Begin DATA

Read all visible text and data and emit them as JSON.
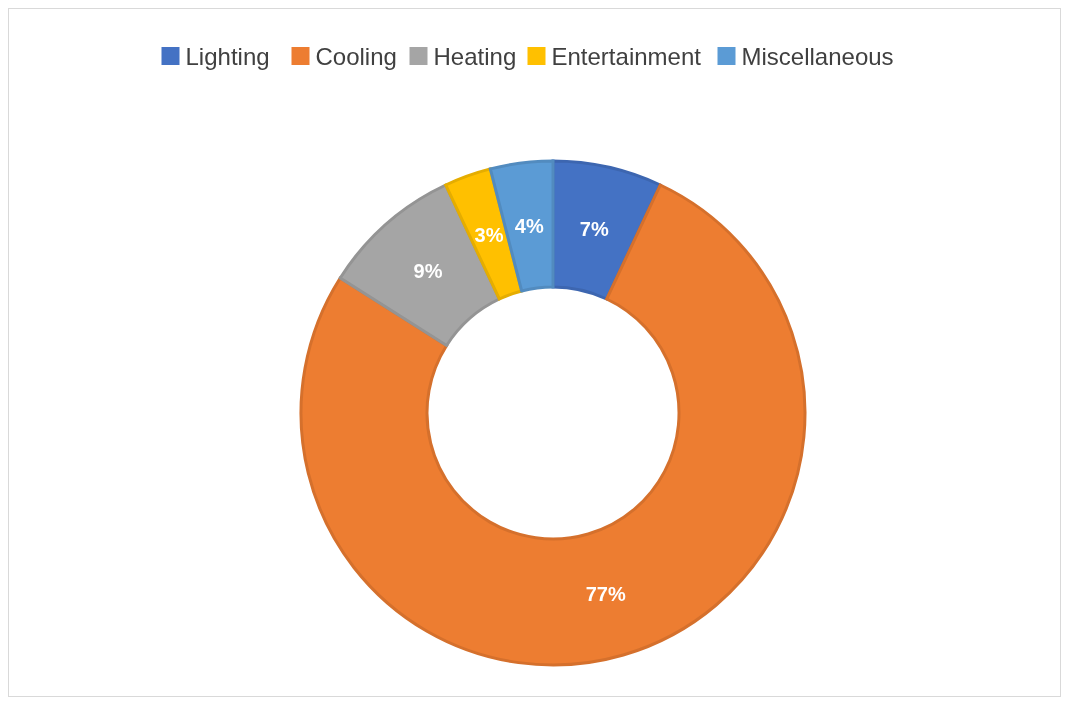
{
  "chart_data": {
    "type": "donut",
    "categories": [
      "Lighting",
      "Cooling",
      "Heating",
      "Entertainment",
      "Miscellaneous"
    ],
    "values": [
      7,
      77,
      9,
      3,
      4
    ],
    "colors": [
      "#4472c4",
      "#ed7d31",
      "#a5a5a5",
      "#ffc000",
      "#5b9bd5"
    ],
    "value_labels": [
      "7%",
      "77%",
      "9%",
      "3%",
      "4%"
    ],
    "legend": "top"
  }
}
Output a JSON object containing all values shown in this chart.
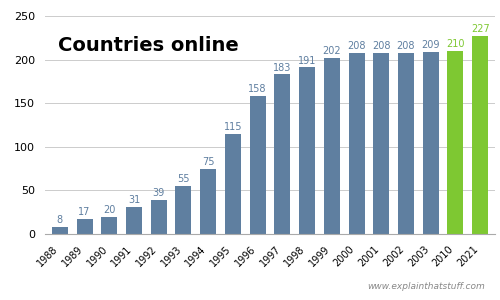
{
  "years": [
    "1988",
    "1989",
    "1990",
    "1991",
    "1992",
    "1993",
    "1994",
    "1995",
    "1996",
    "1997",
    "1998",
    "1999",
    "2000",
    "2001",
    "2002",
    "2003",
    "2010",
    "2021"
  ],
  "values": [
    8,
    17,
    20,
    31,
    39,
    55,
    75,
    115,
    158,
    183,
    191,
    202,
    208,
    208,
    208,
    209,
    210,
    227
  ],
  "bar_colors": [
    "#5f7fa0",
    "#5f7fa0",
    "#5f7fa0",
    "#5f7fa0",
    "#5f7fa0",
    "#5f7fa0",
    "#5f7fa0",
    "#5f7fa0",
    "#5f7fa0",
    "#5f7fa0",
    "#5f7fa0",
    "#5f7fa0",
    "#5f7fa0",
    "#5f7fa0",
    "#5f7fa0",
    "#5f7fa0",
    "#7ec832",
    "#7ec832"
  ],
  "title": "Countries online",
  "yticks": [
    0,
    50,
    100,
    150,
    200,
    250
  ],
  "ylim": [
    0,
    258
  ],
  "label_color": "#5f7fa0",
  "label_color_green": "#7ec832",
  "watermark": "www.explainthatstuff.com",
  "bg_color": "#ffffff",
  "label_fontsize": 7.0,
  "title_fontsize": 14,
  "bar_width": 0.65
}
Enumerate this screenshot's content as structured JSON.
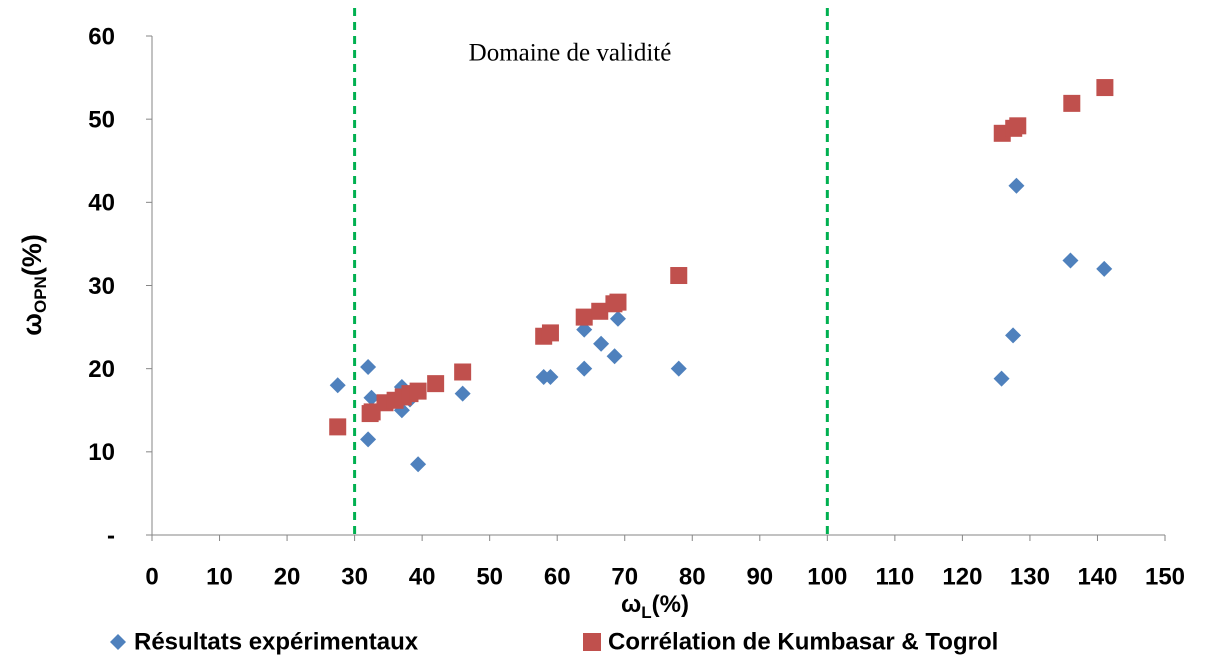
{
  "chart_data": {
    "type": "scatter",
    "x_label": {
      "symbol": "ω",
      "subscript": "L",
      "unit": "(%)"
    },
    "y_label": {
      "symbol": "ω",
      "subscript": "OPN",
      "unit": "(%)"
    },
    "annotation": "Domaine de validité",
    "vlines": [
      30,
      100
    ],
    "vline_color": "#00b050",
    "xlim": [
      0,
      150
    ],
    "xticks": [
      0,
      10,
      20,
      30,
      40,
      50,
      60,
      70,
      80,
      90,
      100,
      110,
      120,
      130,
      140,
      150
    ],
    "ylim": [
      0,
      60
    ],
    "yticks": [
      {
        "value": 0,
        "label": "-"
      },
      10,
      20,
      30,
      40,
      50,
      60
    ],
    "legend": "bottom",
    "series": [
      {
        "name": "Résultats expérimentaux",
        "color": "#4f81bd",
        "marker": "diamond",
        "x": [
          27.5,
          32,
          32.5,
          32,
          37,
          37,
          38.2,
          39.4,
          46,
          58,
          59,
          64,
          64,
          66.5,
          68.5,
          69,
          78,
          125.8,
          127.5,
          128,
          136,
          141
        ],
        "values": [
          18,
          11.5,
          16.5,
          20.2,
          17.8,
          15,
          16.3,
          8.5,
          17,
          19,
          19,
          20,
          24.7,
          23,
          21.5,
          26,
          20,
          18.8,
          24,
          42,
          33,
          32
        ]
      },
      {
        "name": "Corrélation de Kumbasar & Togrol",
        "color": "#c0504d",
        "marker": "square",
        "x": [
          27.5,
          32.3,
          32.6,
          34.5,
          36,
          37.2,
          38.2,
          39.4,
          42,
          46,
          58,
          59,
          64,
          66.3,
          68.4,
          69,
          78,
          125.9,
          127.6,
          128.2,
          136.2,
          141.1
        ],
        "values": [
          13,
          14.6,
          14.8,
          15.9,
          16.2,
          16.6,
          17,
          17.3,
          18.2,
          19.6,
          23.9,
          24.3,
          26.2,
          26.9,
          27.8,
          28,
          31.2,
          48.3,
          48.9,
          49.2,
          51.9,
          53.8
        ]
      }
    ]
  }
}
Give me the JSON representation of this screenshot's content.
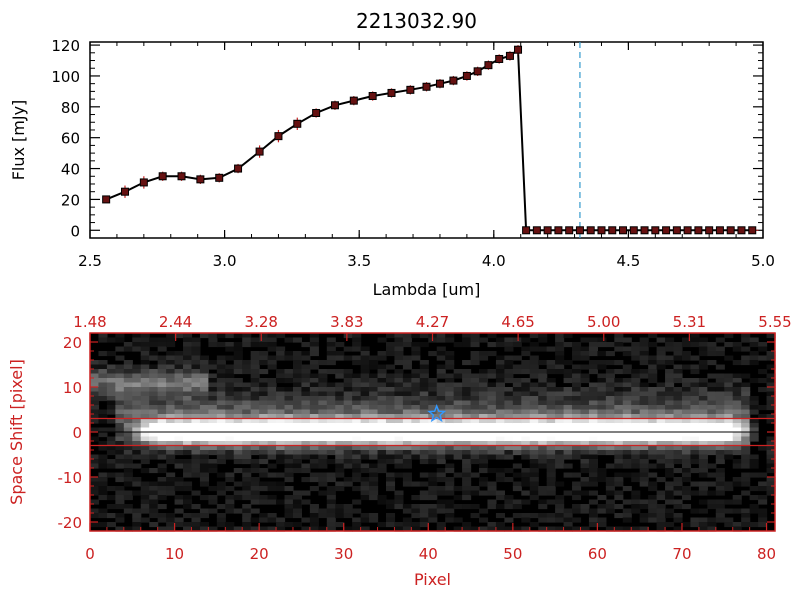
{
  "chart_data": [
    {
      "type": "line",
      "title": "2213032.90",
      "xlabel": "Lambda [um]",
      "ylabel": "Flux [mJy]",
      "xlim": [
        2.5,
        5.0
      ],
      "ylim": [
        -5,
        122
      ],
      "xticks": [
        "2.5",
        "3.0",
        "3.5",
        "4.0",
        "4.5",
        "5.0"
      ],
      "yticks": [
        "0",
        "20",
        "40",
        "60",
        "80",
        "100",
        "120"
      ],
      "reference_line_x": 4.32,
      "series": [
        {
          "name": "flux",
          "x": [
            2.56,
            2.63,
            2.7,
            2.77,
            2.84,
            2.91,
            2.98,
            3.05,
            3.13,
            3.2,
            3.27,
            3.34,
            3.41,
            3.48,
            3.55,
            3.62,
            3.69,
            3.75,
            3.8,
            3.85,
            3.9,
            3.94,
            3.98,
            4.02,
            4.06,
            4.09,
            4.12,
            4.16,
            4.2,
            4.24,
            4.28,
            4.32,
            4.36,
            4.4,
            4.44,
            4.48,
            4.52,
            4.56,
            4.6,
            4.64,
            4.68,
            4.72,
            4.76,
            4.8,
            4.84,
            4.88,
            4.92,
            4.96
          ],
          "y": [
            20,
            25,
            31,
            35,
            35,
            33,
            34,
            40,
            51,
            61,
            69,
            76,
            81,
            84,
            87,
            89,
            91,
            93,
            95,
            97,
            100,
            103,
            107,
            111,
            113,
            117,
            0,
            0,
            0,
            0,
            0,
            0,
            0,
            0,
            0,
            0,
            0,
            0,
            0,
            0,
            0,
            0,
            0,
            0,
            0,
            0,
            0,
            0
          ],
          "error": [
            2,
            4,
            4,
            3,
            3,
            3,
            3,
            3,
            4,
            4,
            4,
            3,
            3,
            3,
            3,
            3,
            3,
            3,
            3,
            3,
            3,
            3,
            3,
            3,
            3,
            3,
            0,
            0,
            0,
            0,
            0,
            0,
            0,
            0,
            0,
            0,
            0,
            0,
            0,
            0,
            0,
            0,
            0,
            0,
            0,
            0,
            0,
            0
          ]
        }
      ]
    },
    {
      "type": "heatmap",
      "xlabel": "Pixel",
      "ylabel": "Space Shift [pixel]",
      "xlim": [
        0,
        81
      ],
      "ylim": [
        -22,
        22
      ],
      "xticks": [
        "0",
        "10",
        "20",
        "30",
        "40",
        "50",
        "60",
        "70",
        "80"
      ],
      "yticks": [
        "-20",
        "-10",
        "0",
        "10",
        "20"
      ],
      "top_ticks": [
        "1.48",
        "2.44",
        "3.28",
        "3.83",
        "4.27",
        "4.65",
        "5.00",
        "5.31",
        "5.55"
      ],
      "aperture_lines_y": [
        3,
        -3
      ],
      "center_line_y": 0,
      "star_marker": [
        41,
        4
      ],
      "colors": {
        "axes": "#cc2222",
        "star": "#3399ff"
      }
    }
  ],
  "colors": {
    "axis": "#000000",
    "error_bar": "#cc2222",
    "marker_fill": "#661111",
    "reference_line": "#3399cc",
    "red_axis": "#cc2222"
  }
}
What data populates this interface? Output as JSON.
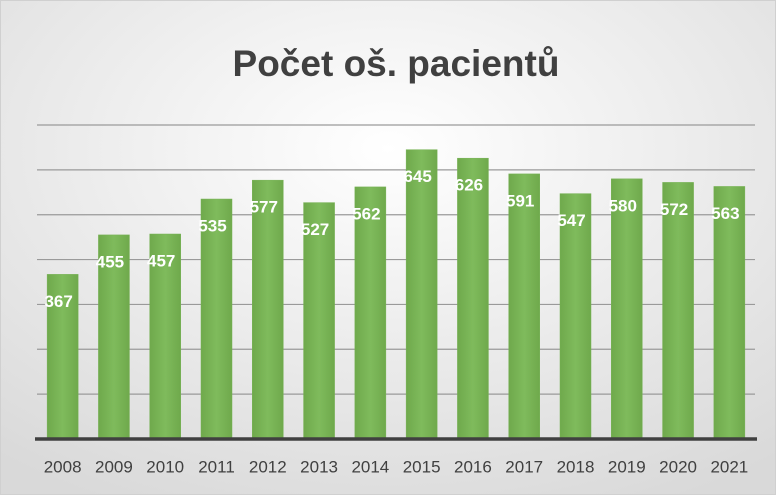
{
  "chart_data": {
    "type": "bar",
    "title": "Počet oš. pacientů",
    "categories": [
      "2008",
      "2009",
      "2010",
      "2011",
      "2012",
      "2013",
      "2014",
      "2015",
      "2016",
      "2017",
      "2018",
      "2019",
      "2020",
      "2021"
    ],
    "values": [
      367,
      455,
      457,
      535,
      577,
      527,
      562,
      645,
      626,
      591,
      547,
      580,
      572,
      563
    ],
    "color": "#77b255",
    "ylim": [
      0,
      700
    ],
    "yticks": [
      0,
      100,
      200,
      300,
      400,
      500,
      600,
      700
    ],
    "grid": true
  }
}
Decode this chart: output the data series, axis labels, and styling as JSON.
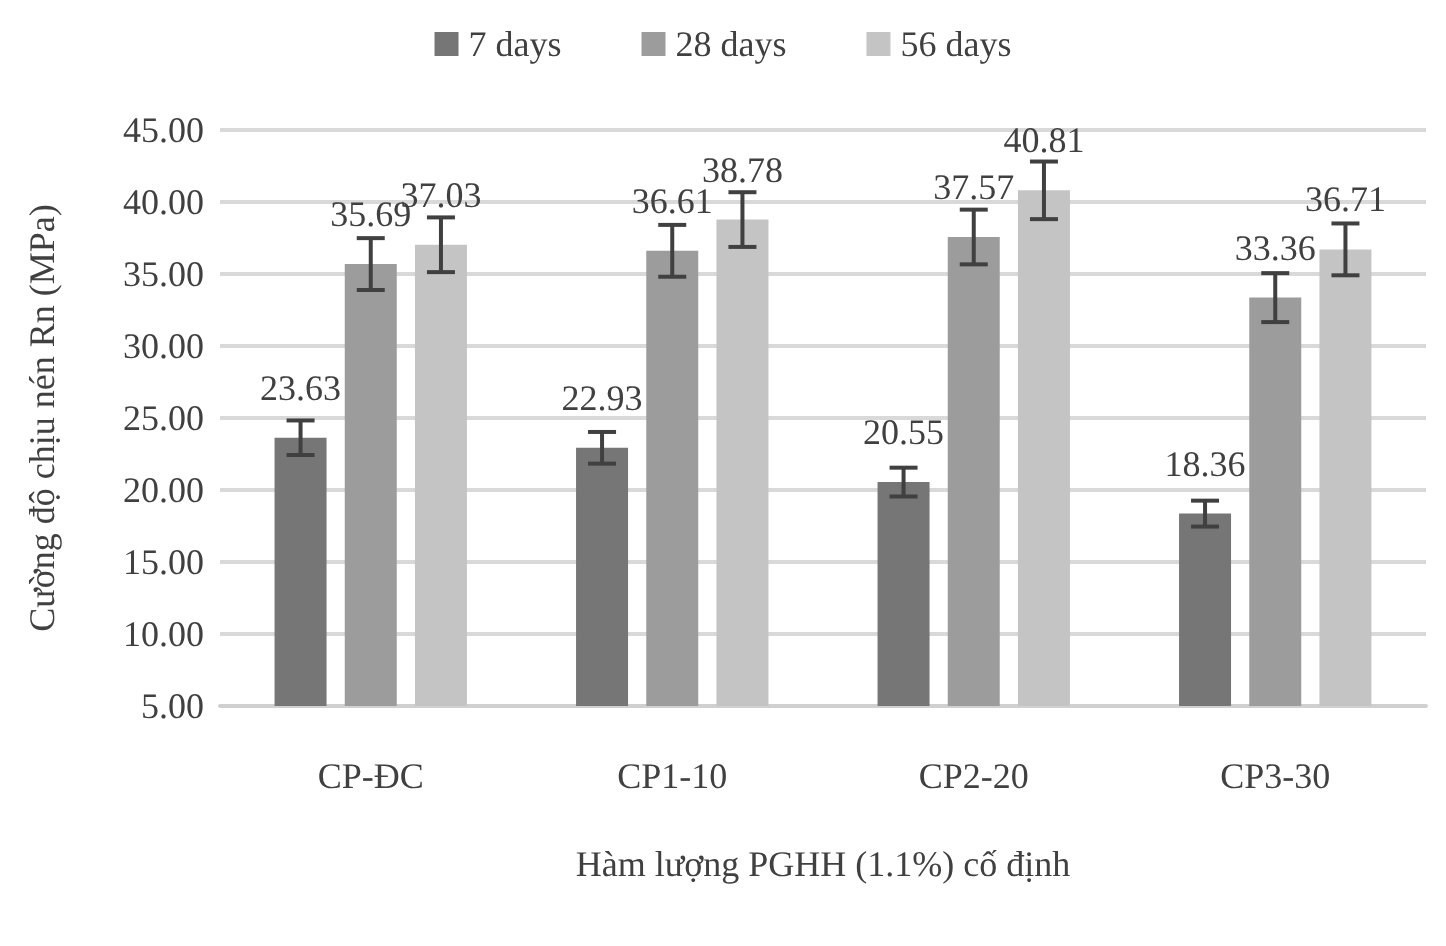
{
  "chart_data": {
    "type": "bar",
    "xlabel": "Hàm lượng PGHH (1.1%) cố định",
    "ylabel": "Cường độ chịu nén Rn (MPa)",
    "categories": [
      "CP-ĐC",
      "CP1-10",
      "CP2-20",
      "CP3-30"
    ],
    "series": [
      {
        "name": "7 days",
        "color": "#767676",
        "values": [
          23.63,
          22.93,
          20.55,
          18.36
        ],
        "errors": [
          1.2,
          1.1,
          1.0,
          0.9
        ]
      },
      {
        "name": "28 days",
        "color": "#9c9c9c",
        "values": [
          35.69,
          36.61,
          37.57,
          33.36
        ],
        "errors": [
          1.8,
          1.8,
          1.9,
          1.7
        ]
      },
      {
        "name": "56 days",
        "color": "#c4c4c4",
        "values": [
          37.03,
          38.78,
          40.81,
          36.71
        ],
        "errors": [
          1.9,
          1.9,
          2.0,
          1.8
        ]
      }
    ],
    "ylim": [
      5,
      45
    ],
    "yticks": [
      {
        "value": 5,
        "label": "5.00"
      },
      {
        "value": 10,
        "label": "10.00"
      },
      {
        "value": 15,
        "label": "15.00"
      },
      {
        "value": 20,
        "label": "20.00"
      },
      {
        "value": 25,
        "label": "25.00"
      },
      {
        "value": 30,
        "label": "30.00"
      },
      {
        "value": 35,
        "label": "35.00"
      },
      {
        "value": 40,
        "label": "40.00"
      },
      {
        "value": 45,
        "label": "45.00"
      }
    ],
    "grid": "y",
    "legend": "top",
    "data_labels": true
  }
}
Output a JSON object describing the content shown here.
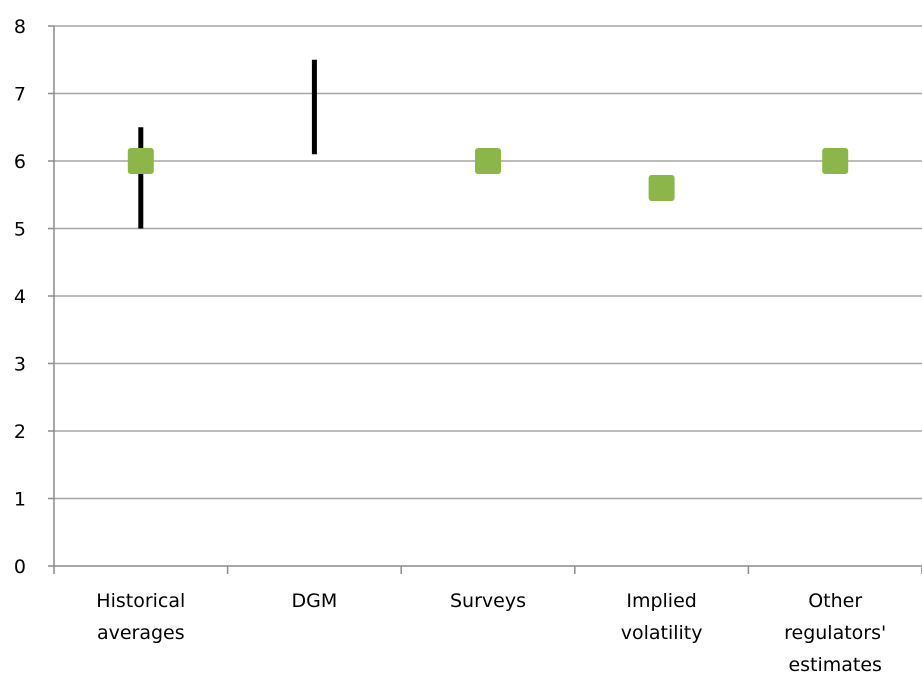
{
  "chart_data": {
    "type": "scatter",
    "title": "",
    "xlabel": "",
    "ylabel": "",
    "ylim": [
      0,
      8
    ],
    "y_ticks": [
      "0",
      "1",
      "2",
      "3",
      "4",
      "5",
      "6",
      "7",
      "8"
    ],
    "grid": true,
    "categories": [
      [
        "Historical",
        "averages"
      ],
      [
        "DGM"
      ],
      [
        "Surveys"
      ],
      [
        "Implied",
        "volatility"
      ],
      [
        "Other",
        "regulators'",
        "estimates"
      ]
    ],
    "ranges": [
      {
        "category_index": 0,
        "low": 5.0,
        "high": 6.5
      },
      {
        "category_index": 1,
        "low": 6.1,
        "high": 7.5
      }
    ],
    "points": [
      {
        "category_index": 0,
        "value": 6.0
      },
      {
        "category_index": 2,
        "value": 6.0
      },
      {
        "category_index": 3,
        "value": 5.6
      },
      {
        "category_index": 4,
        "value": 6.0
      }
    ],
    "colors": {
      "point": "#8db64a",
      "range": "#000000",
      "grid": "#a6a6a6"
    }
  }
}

End DATA

#### SET TASK:
Your answer should be one number: how many lines in the material above contain the string "ylabel".

#### OUTPUT OF THE TASK:
4